[Dataset listings of figures]
▬▬▬▬▬▬

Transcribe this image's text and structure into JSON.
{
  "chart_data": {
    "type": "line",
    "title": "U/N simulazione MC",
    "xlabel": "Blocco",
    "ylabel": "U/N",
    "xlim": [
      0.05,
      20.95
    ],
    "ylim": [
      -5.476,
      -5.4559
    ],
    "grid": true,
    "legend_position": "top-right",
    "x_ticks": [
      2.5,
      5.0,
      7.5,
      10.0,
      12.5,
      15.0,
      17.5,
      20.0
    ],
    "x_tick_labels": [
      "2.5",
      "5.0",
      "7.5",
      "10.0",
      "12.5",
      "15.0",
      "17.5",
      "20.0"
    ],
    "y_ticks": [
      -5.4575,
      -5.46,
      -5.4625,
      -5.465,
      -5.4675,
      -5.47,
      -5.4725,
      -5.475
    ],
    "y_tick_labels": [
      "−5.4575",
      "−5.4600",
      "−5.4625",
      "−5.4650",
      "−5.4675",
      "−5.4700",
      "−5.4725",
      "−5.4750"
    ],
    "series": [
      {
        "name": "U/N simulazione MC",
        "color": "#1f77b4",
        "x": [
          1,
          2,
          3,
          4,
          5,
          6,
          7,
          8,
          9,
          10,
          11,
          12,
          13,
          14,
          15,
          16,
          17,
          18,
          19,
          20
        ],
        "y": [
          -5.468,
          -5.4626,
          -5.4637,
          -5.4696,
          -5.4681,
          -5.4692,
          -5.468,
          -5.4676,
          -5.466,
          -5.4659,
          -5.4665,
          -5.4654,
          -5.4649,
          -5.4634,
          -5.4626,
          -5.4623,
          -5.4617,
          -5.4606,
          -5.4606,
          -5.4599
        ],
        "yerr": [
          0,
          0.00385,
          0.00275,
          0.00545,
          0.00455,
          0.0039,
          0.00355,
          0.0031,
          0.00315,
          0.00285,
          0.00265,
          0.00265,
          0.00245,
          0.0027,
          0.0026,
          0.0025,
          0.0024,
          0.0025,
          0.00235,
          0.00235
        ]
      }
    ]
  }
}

▬▬▬▬▬▬

### WHAT THE TASK REQUIRES
Tally the lines in the records above that contain the word "simulazione", and give only that number.

### TASK OUTPUT
2